**TASK INPUTS**:
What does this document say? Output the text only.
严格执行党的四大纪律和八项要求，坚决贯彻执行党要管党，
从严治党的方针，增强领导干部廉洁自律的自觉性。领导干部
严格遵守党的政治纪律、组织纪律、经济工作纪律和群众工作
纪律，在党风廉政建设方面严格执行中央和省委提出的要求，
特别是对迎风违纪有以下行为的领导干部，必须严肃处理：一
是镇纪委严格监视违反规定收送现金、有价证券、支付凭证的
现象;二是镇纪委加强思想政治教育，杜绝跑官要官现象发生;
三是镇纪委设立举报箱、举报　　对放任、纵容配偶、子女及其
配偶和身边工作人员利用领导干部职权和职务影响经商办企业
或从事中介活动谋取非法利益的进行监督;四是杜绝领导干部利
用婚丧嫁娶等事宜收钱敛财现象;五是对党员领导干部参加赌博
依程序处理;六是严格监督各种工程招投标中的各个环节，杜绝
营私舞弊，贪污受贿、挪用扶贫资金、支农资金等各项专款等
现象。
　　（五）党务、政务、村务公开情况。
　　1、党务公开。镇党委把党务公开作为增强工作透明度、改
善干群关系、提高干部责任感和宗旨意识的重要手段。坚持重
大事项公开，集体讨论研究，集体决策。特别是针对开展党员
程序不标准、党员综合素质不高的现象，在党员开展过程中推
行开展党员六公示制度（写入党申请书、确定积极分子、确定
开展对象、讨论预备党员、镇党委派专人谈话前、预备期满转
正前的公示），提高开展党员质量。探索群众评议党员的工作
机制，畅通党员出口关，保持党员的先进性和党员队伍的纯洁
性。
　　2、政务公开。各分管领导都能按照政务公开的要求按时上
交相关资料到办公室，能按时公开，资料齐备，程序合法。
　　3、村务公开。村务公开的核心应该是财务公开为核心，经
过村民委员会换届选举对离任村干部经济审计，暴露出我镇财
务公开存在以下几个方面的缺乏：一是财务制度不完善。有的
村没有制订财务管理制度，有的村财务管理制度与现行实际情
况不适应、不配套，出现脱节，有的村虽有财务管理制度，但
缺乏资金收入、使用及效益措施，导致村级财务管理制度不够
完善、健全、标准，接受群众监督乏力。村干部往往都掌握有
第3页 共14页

**STATED TASK**: Every entry must be quoted exactly as it appears above.

**WRITTEN ANSWER**:
What does this document say? Output the text only.
严格执行党的四大纪律和八项要求，坚决贯彻执行党要管党，
从严治党的方针，增强领导干部廉洁自律的自觉性。领导干部
严格遵守党的政治纪律、组织纪律、经济工作纪律和群众工作
纪律，在党风廉政建设方面严格执行中央和省委提出的要求，
特别是对迎风违纪有以下行为的领导干部，必须严肃处理：一
是镇纪委严格监视违反规定收送现金、有价证券、支付凭证的
现象;二是镇纪委加强思想政治教育，杜绝跑官要官现象发生;
三是镇纪委设立举报箱、举报　　对放任、纵容配偶、子女及其
配偶和身边工作人员利用领导干部职权和职务影响经商办企业
或从事中介活动谋取非法利益的进行监督;四是杜绝领导干部利
用婚丧嫁娶等事宜收钱敛财现象;五是对党员领导干部参加赌博
依程序处理;六是严格监督各种工程招投标中的各个环节，杜绝
营私舞弊，贪污受贿、挪用扶贫资金、支农资金等各项专款等
现象。
　　（五）党务、政务、村务公开情况。
　　1、党务公开。镇党委把党务公开作为增强工作透明度、改
善干群关系、提高干部责任感和宗旨意识的重要手段。坚持重
大事项公开，集体讨论研究，集体决策。特别是针对开展党员
程序不标准、党员综合素质不高的现象，在党员开展过程中推
行开展党员六公示制度（写入党申请书、确定积极分子、确定
开展对象、讨论预备党员、镇党委派专人谈话前、预备期满转
正前的公示），提高开展党员质量。探索群众评议党员的工作
机制，畅通党员出口关，保持党员的先进性和党员队伍的纯洁
性。
　　2、政务公开。各分管领导都能按照政务公开的要求按时上
交相关资料到办公室，能按时公开，资料齐备，程序合法。
　　3、村务公开。村务公开的核心应该是财务公开为核心，经
过村民委员会换届选举对离任村干部经济审计，暴露出我镇财
务公开存在以下几个方面的缺乏：一是财务制度不完善。有的
村没有制订财务管理制度，有的村财务管理制度与现行实际情
况不适应、不配套，出现脱节，有的村虽有财务管理制度，但
缺乏资金收入、使用及效益措施，导致村级财务管理制度不够
完善、健全、标准，接受群众监督乏力。村干部往往都掌握有
第3页 共14页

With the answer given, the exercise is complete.